■ TRECHO FORNECIDO
********************

O Globo
Em entrevista exclusiva, presidente da COP30,
André Côrrea do Lago, explica que texto final faz referência ao consenso de
Dubai, que propõe a transição para o fim dos fósseis
A COP terminou
melhor do que se interpretou inicialmente. Não houve, como se sabe, referência
direta ao fim dos combustíveis fósseis. Mas na declaração final apareceu uma
expressão que, na prática, aponta para isso. Em dois trechos, foi mencionado o
consenso de Dubai, que nada mais é que a proposta da transição para longe dos
combustíveis fósseis. Este destaque foi feito pela jornalista britânica Fiona
Harvey, na The Guardian. Entrevistei ontem o embaixador André Corrêa do Lago na
GloboNews e perguntei se essa era uma interpretação correta. “Ela tem toda
razão. Foi um elemento essencial colocar essa referência. Foi muito
importante”.
O embaixador prometeu trabalhar para que haja um “mapa do caminho para a transição para longe dos combustíveis fósseis” nos próximos 11 meses, período em que ele ocupará a presidência da COP. Quis saber se a referência ao acordo de Dubai no texto final aumenta a força dessa negociação.
— Sim, sem a menor dúvida. A presidência
brasileira vinha dizendo que a negociação do clima é uma parte do esforço mundial
pelo clima. É essencial porque é a parte legislativa, mas, desde o início, a
presidência brasileira pensou em coisas paralelas. Sempre dissemos que há três
etapas: a cúpula, que é a parte política, a negociação, que é a parte formal e,
em paralelo, há a agenda de ação, em que os atores da sociedade civil trabalham
para que tudo aconteça.
Ao fim de cada COP, leva-se um tempo para que
sejam feitas todas as interpretações, disse Corrêa do Lago. Muitas vezes, os
países só começam a analisar o que foi acordado após o encerramento da
conferência. No caso da COP28, dos Emirados Árabes, os países produtores de
petróleo ficaram preocupados com o que foi escrito na declaração final:
“transição para longe dos combustíveis fósseis”. Na de Baku, os europeus
entenderam que o texto ampliava a base de doadores, mas não foi a compreensão
dos países em desenvolvimento. Reafirmar o consenso é a forma de garantir que o
assunto continuará. O embaixador sustenta que houve vários avanços em Belém.

********************

■ OBJETIVO 1
Reescreva como lista numerada as linhas da listagem compreendidas entre a que contém "Patent image size: (421, 305)." e a que contém "The hook-shaped bend 68 is at (107, 88).", inclusive, omitindo as linhas em branco.
A listagem não guarda relação alguma com o trecho fornecido.

■ DADOS REGISTRADOS
********************

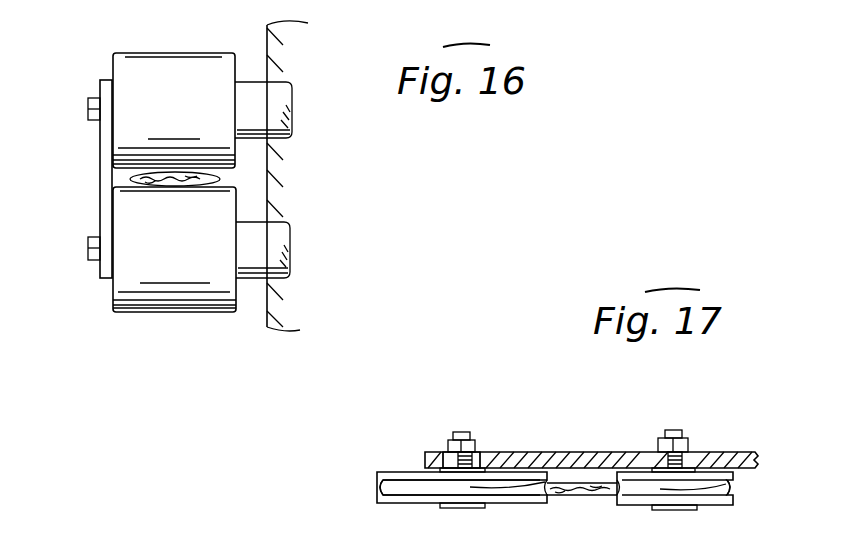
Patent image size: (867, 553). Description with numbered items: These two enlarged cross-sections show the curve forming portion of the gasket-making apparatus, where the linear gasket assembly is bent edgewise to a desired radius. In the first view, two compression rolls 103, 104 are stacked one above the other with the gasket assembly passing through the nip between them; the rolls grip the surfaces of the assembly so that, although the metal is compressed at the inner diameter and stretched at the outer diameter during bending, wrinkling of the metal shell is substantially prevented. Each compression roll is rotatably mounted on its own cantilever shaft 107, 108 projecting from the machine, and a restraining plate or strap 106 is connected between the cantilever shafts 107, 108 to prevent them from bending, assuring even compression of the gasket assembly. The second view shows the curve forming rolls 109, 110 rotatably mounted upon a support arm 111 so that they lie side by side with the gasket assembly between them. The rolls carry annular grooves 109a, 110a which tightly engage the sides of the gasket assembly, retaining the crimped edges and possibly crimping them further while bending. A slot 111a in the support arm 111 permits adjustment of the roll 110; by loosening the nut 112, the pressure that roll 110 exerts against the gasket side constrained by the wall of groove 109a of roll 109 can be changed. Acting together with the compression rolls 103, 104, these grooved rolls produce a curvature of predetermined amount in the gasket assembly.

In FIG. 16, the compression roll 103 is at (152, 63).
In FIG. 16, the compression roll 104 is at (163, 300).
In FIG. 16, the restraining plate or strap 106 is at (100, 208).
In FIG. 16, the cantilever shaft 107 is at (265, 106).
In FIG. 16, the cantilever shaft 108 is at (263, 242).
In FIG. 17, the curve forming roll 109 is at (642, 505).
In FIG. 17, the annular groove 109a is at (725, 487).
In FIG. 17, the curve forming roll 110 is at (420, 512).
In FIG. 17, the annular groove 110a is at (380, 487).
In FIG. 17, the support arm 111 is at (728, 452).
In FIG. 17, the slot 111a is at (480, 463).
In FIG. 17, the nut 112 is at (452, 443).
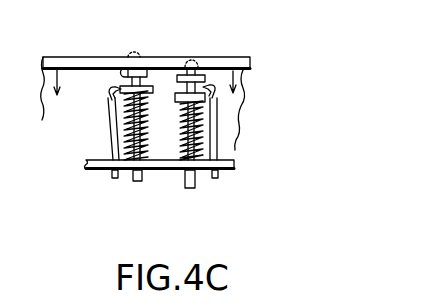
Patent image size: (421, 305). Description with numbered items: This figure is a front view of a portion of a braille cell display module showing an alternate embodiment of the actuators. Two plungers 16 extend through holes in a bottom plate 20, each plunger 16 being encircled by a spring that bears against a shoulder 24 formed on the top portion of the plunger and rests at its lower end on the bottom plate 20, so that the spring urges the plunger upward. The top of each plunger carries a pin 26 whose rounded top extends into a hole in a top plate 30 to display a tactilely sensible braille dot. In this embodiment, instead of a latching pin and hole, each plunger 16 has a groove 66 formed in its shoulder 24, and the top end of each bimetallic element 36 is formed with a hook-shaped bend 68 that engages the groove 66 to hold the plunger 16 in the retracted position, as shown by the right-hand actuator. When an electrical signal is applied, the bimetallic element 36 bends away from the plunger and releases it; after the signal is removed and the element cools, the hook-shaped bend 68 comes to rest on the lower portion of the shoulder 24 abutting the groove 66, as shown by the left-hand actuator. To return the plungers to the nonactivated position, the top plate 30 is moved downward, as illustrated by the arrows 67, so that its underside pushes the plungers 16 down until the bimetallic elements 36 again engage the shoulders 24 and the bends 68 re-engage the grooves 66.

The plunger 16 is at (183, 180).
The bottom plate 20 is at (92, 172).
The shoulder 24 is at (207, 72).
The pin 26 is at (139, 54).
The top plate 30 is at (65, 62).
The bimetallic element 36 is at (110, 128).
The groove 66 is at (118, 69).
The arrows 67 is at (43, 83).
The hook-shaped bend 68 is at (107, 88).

********************

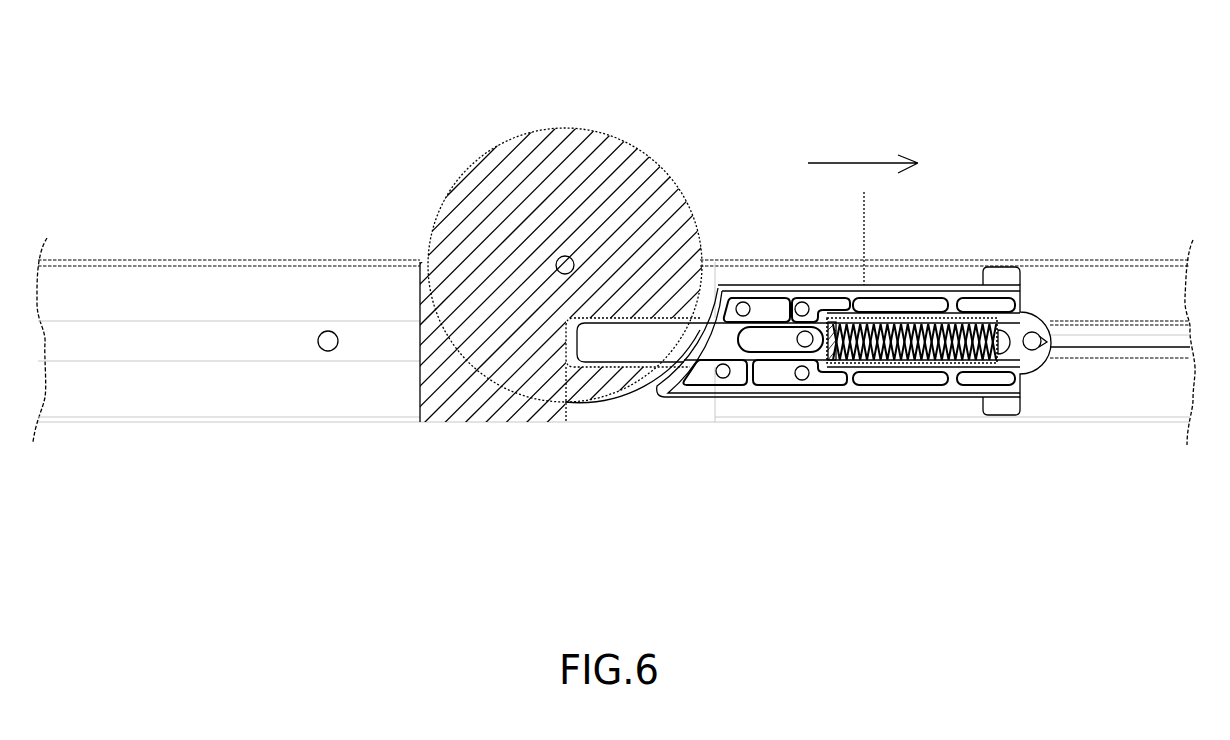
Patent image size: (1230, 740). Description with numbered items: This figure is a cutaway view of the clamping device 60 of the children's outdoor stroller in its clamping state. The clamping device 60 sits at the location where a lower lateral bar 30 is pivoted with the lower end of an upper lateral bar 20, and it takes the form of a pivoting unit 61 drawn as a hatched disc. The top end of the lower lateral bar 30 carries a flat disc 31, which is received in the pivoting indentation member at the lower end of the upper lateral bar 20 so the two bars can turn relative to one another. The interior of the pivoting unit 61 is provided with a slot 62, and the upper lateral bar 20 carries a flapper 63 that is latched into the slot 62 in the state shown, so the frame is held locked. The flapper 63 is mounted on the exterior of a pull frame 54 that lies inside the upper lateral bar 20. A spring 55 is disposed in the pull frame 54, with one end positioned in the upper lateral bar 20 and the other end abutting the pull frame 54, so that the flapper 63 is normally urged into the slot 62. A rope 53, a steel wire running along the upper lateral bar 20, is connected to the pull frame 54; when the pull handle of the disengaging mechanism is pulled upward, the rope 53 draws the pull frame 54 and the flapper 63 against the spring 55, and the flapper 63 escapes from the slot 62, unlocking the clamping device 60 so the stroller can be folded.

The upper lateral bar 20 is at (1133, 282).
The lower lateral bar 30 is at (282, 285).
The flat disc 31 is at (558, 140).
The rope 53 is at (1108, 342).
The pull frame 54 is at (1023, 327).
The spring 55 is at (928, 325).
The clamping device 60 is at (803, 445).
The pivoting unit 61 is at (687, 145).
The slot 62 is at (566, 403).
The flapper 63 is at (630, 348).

********************

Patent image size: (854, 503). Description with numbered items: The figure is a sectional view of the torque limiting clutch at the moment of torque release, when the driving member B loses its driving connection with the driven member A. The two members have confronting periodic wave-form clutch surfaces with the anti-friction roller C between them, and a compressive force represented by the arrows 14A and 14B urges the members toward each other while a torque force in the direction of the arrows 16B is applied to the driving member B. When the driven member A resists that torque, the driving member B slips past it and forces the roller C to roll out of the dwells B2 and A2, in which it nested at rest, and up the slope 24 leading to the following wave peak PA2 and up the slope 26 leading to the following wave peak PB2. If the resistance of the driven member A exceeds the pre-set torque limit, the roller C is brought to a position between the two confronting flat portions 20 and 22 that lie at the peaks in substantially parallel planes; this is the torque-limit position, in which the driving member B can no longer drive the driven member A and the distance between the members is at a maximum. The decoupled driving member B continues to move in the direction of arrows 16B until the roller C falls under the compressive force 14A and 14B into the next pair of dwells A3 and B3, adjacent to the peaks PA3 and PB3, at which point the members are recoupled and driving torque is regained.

********************

■ OBJETIVO 2
De acordo com o trecho fornecido, qual jornalista destacou a menção ao consenso de Dubai na declaração final?

■ RESPOSTA 1
1. Patent image size: (421, 305). Description with numbered items: This figure is a front view of a portion of a braille cell display module showing an alternate embodiment of the actuators. Two plungers 16 extend through holes in a bottom plate 20, each plunger 16 being encircled by a spring that bears against a shoulder 24 formed on the top portion of the plunger and rests at its lower end on the bottom plate 20, so that the spring urges the plunger upward. The top of each plunger carries a pin 26 whose rounded top extends into a hole in a top plate 30 to display a tactilely sensible braille dot. In this embodiment, instead of a latching pin and hole, each plunger 16 has a groove 66 formed in its shoulder 24, and the top end of each bimetallic element 36 is formed with a hook-shaped bend 68 that engages the groove 66 to hold the plunger 16 in the retracted position, as shown by the right-hand actuator. When an electrical signal is applied, the bimetallic element 36 bends away from the plunger and releases it; after the signal is removed and the element cools, the hook-shaped bend 68 comes to rest on the lower portion of the shoulder 24 abutting the groove 66, as shown by the left-hand actuator. To return the plungers to the nonactivated position, the top plate 30 is moved downward, as illustrated by the arrows 67, so that its underside pushes the plungers 16 down until the bimetallic elements 36 again engage the shoulders 24 and the bends 68 re-engage the grooves 66.
2. The plunger 16 is at (183, 180).
3. The bottom plate 20 is at (92, 172).
4. The shoulder 24 is at (207, 72).
5. The pin 26 is at (139, 54).
6. The top plate 30 is at (65, 62).
7. The bimetallic element 36 is at (110, 128).
8. The groove 66 is at (118, 69).
9. The arrows 67 is at (43, 83).
10. The hook-shaped bend 68 is at (107, 88).

■ RESPOSTA 2
A jornalista britânica Fiona Harvey, na The Guardian.